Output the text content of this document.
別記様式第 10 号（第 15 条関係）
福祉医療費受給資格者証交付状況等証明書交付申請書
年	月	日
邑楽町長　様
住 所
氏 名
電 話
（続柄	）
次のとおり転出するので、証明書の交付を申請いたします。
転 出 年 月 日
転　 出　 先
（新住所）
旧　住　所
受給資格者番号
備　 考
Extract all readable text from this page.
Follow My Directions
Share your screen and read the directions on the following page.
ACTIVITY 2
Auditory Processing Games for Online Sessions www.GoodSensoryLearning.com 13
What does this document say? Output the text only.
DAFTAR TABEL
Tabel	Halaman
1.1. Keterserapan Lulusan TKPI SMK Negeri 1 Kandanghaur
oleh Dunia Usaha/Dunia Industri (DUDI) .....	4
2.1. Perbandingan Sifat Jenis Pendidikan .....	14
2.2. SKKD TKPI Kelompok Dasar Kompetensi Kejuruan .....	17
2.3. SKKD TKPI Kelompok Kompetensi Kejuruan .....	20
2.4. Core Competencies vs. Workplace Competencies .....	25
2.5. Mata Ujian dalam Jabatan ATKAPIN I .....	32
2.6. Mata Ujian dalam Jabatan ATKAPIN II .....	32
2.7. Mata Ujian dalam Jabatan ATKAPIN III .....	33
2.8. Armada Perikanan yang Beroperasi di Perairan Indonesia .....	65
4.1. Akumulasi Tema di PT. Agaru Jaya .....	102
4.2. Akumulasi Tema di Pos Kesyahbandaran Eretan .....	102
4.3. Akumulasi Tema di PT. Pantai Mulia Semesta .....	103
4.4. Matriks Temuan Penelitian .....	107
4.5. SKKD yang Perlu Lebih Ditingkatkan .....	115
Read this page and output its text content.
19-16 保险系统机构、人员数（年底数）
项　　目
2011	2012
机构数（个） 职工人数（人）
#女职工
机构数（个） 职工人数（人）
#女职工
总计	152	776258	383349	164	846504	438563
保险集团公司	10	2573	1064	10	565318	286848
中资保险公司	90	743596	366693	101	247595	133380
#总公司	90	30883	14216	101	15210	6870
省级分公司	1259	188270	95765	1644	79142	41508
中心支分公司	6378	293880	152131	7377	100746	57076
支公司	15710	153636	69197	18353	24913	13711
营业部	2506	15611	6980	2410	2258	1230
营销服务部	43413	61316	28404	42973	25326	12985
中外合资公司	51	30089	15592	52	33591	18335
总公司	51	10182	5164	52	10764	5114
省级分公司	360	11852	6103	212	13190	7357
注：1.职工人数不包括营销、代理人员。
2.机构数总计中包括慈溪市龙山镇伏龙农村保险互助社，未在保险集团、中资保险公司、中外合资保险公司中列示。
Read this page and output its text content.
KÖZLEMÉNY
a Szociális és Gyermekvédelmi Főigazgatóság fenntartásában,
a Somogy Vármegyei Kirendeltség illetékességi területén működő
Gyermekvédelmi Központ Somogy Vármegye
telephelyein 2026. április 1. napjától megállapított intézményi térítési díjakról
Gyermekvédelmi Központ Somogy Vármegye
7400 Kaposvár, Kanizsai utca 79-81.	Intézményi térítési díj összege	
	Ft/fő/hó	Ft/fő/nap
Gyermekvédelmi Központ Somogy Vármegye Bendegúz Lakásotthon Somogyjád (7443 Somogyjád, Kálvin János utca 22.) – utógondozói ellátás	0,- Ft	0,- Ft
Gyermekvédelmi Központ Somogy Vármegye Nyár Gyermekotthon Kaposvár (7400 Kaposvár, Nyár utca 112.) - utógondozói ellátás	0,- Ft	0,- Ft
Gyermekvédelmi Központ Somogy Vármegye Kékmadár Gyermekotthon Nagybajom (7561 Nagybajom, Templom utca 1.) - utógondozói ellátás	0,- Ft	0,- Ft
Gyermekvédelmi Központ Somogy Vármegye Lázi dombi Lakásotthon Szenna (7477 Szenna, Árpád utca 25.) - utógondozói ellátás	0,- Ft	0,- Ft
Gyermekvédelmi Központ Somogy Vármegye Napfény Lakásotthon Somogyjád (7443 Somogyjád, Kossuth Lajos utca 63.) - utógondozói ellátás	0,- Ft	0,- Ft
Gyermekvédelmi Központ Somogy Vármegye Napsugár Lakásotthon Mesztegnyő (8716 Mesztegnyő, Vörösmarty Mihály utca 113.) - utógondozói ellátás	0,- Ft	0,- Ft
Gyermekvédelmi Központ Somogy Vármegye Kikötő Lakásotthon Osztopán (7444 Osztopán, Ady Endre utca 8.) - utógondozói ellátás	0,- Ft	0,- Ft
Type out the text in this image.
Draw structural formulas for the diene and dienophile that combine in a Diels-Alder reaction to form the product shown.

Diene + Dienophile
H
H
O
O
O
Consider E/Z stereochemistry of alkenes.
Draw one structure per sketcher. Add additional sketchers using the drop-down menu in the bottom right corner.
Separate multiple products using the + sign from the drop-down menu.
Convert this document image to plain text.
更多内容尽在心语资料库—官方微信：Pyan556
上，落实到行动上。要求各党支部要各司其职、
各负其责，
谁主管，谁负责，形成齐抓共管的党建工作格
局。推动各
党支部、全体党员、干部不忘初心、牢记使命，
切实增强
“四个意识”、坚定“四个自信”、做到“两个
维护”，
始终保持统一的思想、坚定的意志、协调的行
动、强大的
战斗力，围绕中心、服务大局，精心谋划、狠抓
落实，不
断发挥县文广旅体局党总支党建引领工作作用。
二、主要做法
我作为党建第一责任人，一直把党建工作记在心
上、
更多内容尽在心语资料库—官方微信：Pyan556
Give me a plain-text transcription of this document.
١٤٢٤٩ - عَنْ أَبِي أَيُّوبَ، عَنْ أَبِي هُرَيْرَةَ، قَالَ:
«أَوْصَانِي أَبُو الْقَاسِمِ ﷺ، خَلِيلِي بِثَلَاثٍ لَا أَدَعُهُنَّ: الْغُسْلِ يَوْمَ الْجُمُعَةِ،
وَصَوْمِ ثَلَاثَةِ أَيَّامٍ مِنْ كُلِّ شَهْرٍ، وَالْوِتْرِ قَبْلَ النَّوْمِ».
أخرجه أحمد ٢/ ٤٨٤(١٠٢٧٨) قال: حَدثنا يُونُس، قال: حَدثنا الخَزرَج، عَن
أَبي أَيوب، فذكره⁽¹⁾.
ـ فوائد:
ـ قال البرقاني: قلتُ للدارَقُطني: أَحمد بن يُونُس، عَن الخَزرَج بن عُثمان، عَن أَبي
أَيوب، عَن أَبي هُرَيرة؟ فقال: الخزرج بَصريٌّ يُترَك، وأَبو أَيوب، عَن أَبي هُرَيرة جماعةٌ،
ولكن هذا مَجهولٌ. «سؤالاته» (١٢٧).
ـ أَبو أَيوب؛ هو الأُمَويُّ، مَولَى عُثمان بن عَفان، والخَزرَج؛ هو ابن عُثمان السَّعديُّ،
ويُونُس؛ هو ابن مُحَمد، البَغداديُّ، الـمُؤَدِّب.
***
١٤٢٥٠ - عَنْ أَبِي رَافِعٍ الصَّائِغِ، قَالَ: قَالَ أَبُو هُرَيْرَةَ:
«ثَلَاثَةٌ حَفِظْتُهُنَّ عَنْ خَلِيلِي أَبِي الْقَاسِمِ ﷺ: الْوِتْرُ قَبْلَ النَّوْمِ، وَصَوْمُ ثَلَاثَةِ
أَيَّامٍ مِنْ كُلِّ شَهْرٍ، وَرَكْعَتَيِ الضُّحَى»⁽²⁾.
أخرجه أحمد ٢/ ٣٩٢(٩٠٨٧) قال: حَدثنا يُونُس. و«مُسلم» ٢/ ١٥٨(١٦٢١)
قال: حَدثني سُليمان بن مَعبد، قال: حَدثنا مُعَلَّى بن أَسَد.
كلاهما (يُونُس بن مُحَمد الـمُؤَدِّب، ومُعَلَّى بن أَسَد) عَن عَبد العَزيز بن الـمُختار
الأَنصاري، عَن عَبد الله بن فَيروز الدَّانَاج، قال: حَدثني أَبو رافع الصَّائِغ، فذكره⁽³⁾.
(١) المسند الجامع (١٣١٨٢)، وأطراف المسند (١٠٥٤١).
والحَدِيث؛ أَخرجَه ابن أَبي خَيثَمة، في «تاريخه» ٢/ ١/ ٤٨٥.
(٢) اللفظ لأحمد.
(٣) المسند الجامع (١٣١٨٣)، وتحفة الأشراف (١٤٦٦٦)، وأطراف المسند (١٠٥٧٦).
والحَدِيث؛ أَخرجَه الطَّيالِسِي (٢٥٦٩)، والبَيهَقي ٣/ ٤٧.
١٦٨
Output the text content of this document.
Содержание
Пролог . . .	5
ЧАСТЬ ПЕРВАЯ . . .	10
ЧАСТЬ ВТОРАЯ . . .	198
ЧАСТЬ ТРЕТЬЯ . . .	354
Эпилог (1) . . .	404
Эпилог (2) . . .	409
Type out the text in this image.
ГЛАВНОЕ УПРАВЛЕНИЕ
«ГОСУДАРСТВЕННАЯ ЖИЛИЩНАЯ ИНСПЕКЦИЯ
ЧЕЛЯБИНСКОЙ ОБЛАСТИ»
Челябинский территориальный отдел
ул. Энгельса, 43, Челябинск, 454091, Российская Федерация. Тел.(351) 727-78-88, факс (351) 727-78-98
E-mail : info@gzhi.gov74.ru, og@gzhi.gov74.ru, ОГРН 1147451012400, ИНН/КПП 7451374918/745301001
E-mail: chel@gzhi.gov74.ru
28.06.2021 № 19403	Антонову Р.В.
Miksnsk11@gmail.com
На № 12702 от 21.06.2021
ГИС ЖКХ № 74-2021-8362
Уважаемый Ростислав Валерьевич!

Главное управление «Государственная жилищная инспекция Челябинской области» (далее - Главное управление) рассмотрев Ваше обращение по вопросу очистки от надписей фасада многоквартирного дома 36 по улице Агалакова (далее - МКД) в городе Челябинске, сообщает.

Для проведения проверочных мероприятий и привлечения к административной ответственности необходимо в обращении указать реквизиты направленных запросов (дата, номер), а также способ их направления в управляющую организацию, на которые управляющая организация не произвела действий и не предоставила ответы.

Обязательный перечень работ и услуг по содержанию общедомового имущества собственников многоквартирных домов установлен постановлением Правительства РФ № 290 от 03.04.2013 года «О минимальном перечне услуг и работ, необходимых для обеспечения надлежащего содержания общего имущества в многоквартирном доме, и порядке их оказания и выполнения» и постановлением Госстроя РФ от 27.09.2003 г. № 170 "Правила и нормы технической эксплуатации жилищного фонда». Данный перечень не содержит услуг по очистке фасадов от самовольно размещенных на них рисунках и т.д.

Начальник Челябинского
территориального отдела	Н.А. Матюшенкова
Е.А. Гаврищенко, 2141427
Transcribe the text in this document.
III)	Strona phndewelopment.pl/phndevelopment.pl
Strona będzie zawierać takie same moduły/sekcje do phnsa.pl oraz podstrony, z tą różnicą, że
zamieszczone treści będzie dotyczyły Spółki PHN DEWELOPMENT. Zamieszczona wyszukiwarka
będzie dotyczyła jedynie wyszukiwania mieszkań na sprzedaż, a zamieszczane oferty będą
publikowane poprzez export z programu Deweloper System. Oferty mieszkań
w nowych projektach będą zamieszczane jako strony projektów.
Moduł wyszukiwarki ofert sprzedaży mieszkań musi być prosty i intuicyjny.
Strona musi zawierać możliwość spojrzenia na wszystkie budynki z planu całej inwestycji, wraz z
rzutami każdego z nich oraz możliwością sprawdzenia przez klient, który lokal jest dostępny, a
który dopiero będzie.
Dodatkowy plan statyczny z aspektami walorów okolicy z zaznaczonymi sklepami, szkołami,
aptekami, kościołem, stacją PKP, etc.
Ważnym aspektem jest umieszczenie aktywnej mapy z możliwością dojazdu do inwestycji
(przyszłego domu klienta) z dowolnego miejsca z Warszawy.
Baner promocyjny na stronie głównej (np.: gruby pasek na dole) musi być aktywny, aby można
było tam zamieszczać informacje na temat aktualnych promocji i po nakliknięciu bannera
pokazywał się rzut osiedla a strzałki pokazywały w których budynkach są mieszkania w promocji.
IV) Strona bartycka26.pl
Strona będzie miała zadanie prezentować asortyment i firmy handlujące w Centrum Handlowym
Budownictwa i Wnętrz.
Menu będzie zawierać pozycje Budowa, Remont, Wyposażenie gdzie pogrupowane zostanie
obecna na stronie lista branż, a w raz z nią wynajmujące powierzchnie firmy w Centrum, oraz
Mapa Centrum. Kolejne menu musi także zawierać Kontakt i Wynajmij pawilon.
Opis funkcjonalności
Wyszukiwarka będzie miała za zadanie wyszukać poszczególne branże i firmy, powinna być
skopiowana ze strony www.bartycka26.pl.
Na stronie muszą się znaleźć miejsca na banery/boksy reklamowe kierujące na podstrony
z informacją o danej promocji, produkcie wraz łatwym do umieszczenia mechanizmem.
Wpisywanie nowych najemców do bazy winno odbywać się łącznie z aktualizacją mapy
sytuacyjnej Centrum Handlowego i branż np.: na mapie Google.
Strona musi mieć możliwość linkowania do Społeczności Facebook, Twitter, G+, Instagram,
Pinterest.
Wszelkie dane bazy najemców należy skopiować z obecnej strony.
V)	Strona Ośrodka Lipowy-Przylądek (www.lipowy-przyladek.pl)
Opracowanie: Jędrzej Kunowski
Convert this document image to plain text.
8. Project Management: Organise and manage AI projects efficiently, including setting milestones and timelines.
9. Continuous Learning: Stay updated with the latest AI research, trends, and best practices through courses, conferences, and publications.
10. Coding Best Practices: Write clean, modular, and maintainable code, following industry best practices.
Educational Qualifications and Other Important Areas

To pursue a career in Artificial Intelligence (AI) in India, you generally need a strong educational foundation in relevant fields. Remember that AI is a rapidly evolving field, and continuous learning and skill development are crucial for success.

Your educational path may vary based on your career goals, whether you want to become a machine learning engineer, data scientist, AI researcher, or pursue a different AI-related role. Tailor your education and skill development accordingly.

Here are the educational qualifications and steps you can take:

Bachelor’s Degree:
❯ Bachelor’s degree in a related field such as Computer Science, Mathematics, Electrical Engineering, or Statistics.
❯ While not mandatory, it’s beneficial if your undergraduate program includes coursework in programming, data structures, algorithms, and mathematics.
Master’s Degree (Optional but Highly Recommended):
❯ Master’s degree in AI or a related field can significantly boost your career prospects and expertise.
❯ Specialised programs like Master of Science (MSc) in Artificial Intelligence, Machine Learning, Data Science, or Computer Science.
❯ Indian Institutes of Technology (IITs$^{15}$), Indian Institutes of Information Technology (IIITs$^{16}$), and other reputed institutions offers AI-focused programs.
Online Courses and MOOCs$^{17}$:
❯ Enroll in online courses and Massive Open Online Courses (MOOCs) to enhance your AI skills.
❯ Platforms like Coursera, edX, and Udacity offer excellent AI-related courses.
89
——————————
#### Do this:
Across the data above, how many lines include the word "Science"? Give only the count.

#### Worked solution:
2